**Problem details:** With the pictures left out, write out exactly the lines from the one containing "Type out the text in this image." through the end.

>> begin Data extract

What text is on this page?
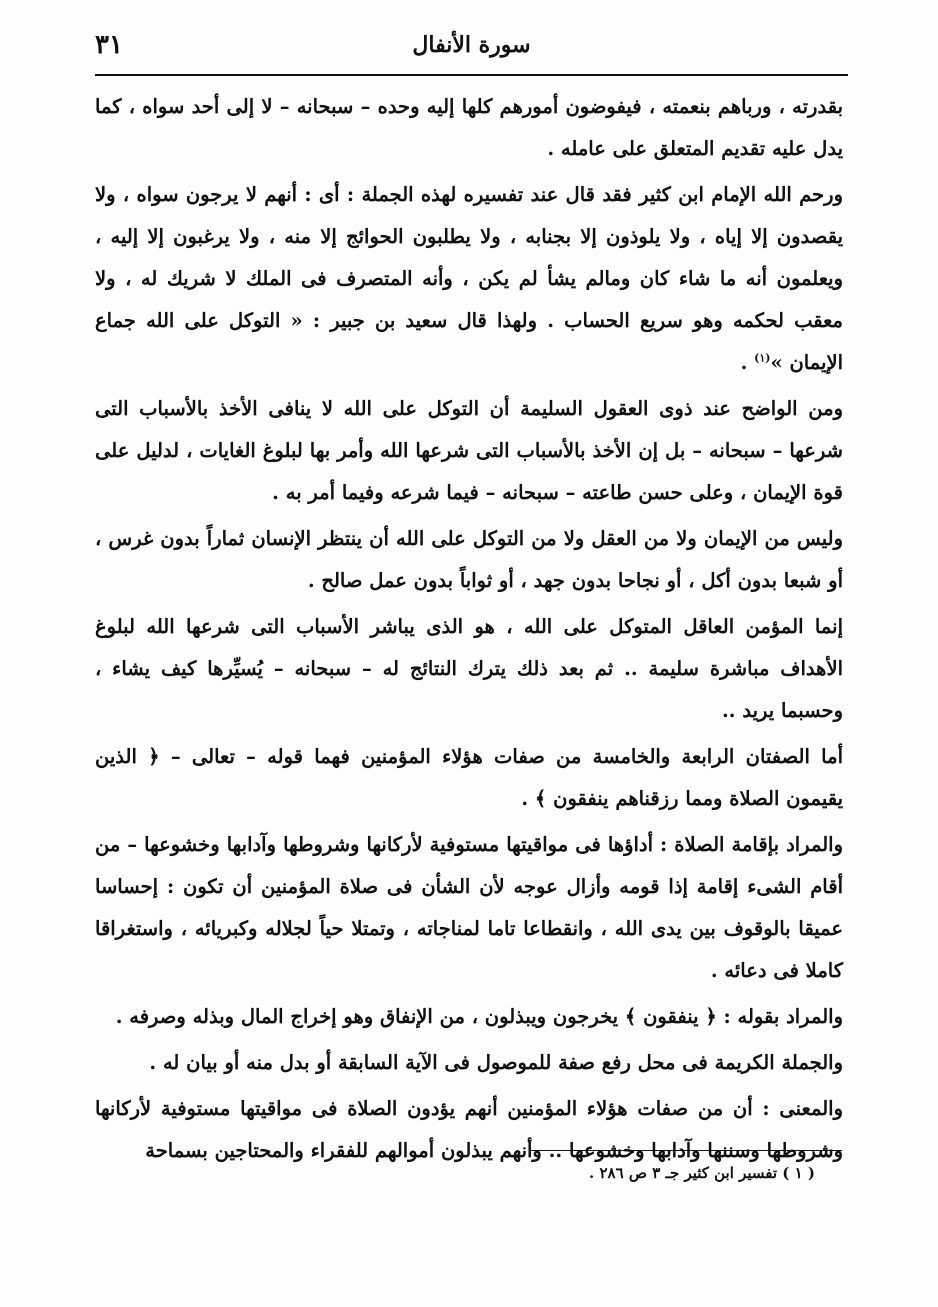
٣١	سورة الأنفال

بقدرته ، ورباهم بنعمته ، فيفوضون أمورهم كلها إليه وحده – سبحانه – لا إلى أحد سواه ، كما يدل عليه تقديم المتعلق على عامله .

ورحم الله الإمام ابن كثير فقد قال عند تفسيره لهذه الجملة : أى : أنهم لا يرجون سواه ، ولا يقصدون إلا إياه ، ولا يلوذون إلا بجنابه ، ولا يطلبون الحوائج إلا منه ، ولا يرغبون إلا إليه ، ويعلمون أنه ما شاء كان ومالم يشأ لم يكن ، وأنه المتصرف فى الملك لا شريك له ، ولا معقب لحكمه وهو سريع الحساب . ولهذا قال سعيد بن جبير : « التوكل على الله جماع الإيمان »$^{(١)}$ .

ومن الواضح عند ذوى العقول السليمة أن التوكل على الله لا ينافى الأخذ بالأسباب التى شرعها – سبحانه – بل إن الأخذ بالأسباب التى شرعها الله وأمر بها لبلوغ الغايات ، لدليل على قوة الإيمان ، وعلى حسن طاعته – سبحانه – فيما شرعه وفيما أمر به .

وليس من الإيمان ولا من العقل ولا من التوكل على الله أن ينتظر الإنسان ثماراً بدون غرس ، أو شبعا بدون أكل ، أو نجاحا بدون جهد ، أو ثواباً بدون عمل صالح .

إنما المؤمن العاقل المتوكل على الله ، هو الذى يباشر الأسباب التى شرعها الله لبلوغ الأهداف مباشرة سليمة .. ثم بعد ذلك يترك النتائج له – سبحانه – يُسيِّرها كيف يشاء ، وحسبما يريد ..

أما الصفتان الرابعة والخامسة من صفات هؤلاء المؤمنين فهما قوله – تعالى – ﴿ الذين يقيمون الصلاة ومما رزقناهم ينفقون ﴾ .

والمراد بإقامة الصلاة : أداؤها فى مواقيتها مستوفية لأركانها وشروطها وآدابها وخشوعها – من أقام الشىء إقامة إذا قومه وأزال عوجه لأن الشأن فى صلاة المؤمنين أن تكون : إحساسا عميقا بالوقوف بين يدى الله ، وانقطاعا تاما لمناجاته ، وتمتلا حياً لجلاله وكبريائه ، واستغراقا كاملا فى دعائه .

والمراد بقوله : ﴿ ينفقون ﴾ يخرجون ويبذلون ، من الإنفاق وهو إخراج المال وبذله وصرفه .

والجملة الكريمة فى محل رفع صفة للموصول فى الآية السابقة أو بدل منه أو بيان له .

والمعنى : أن من صفات هؤلاء المؤمنين أنهم يؤدون الصلاة فى مواقيتها مستوفية لأركانها وشروطها وسننها وآدابها وخشوعها .. وأنهم يبذلون أموالهم للفقراء والمحتاجين بسماحة

( ١ ) تفسير ابن كثير جـ ٣ ص ٢٨٦ .
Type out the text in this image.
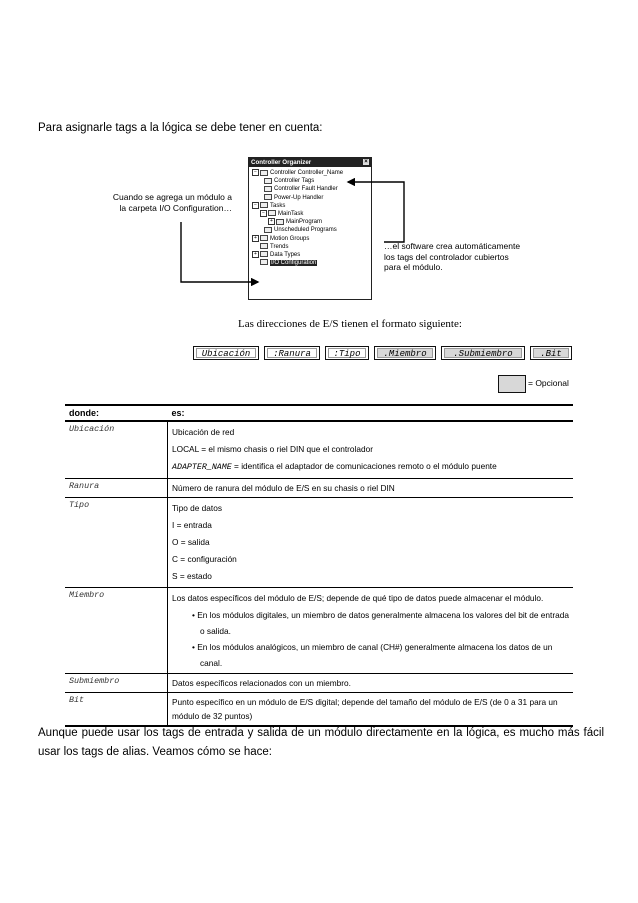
Para asignarle tags a la lógica se debe tener en cuenta:
Controller Organizer	×
− Controller Controller_Name
Controller Tags
Controller Fault Handler
Power-Up Handler
− Tasks
− MainTask
+ MainProgram
Unscheduled Programs
+ Motion Groups
Trends
+ Data Types
I/O Configuration
Cuando se agrega un módulo a la carpeta I/O Configuration…
…el software crea automáticamente los tags del controlador cubiertos para el módulo.
Las direcciones de E/S tienen el formato siguiente:
Ubicación	:Ranura	:Tipo	.Miembro	.Submiembro	.Bit
= Opcional
donde:	es:
Ubicación	Ubicación de red
LOCAL = el mismo chasis o riel DIN que el controlador
ADAPTER_NAME = identifica el adaptador de comunicaciones remoto o el módulo puente

Ranura	Número de ranura del módulo de E/S en su chasis o riel DIN

Tipo	Tipo de datos
I = entrada
O = salida
C = configuración
S = estado

Miembro	Los datos específicos del módulo de E/S; depende de qué tipo de datos puede almacenar el módulo.
• En los módulos digitales, un miembro de datos generalmente almacena los valores del bit de entrada o salida.
• En los módulos analógicos, un miembro de canal (CH#) generalmente almacena los datos de un canal.

Submiembro	Datos específicos relacionados con un miembro.

Bit	Punto específico en un módulo de E/S digital; depende del tamaño del módulo de E/S (de 0 a 31 para un módulo de 32 puntos)
Aunque puede usar los tags de entrada y salida de un módulo directamente en la lógica, es mucho más fácil usar los tags de alias. Veamos cómo se hace:
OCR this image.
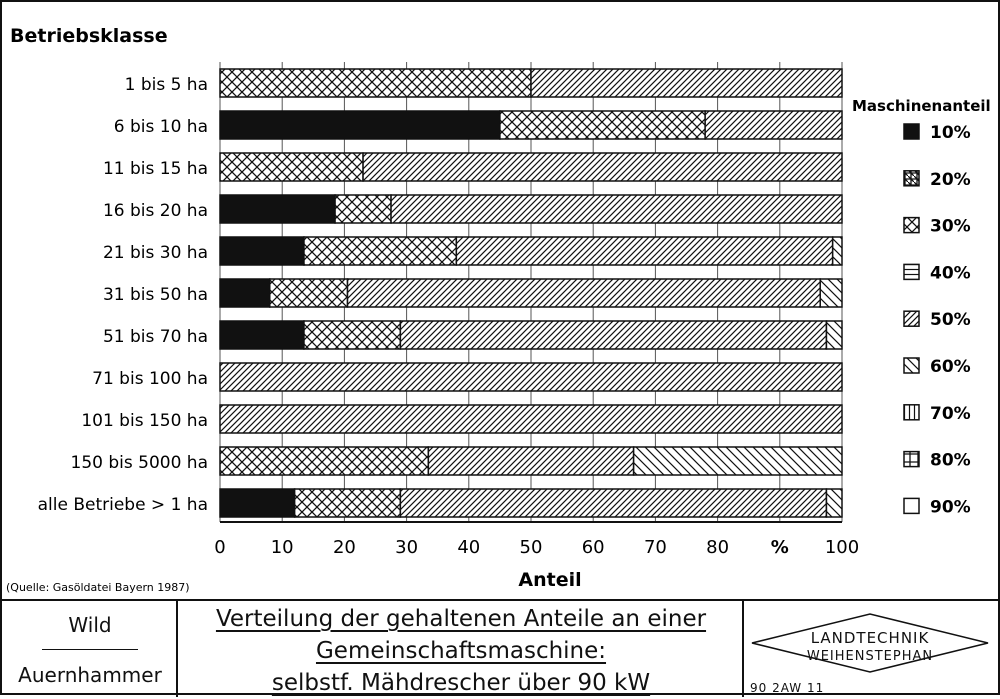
Betriebsklasse
Maschinenanteil
Anteil
(Quelle: Gasöldatei Bayern 1987)
1 bis 5 ha
6 bis 10 ha
11 bis 15 ha
16 bis 20 ha
21 bis 30 ha
31 bis 50 ha
51 bis 70 ha
71 bis 100 ha
101 bis 150 ha
150 bis 5000 ha
alle Betriebe > 1 ha
0	10 20 30 40 50 60 70 80	100
%
10%
20%
30%
40%
50%
60%
70%
80%
90%
Wild
Auernhammer
Verteilung der gehaltenen Anteile an einer
Gemeinschaftsmaschine:
selbstf. Mähdrescher über 90 kW
LANDTECHNIK
WEIHENSTEPHAN
90 2AW 11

>> end Data extract

**Result:**
Type out the text in this image.
Para asignarle tags a la lógica se debe tener en cuenta:
Controller Organizer	×
− Controller Controller_Name
Controller Tags
Controller Fault Handler
Power-Up Handler
− Tasks
− MainTask
+ MainProgram
Unscheduled Programs
+ Motion Groups
Trends
+ Data Types
I/O Configuration
Cuando se agrega un módulo a la carpeta I/O Configuration…
…el software crea automáticamente los tags del controlador cubiertos para el módulo.
Las direcciones de E/S tienen el formato siguiente:
Ubicación	:Ranura	:Tipo	.Miembro	.Submiembro	.Bit
= Opcional
donde:	es:
Ubicación	Ubicación de red
LOCAL = el mismo chasis o riel DIN que el controlador
ADAPTER_NAME = identifica el adaptador de comunicaciones remoto o el módulo puente

Ranura	Número de ranura del módulo de E/S en su chasis o riel DIN

Tipo	Tipo de datos
I = entrada
O = salida
C = configuración
S = estado

Miembro	Los datos específicos del módulo de E/S; depende de qué tipo de datos puede almacenar el módulo.
• En los módulos digitales, un miembro de datos generalmente almacena los valores del bit de entrada o salida.
• En los módulos analógicos, un miembro de canal (CH#) generalmente almacena los datos de un canal.

Submiembro	Datos específicos relacionados con un miembro.

Bit	Punto específico en un módulo de E/S digital; depende del tamaño del módulo de E/S (de 0 a 31 para un módulo de 32 puntos)
Aunque puede usar los tags de entrada y salida de un módulo directamente en la lógica, es mucho más fácil usar los tags de alias. Veamos cómo se hace:
OCR this image.
Betriebsklasse
Maschinenanteil
Anteil
(Quelle: Gasöldatei Bayern 1987)
1 bis 5 ha
6 bis 10 ha
11 bis 15 ha
16 bis 20 ha
21 bis 30 ha
31 bis 50 ha
51 bis 70 ha
71 bis 100 ha
101 bis 150 ha
150 bis 5000 ha
alle Betriebe > 1 ha
0	10 20 30 40 50 60 70 80	100
%
10%
20%
30%
40%
50%
60%
70%
80%
90%
Wild
Auernhammer
Verteilung der gehaltenen Anteile an einer
Gemeinschaftsmaschine:
selbstf. Mähdrescher über 90 kW
LANDTECHNIK
WEIHENSTEPHAN
90 2AW 11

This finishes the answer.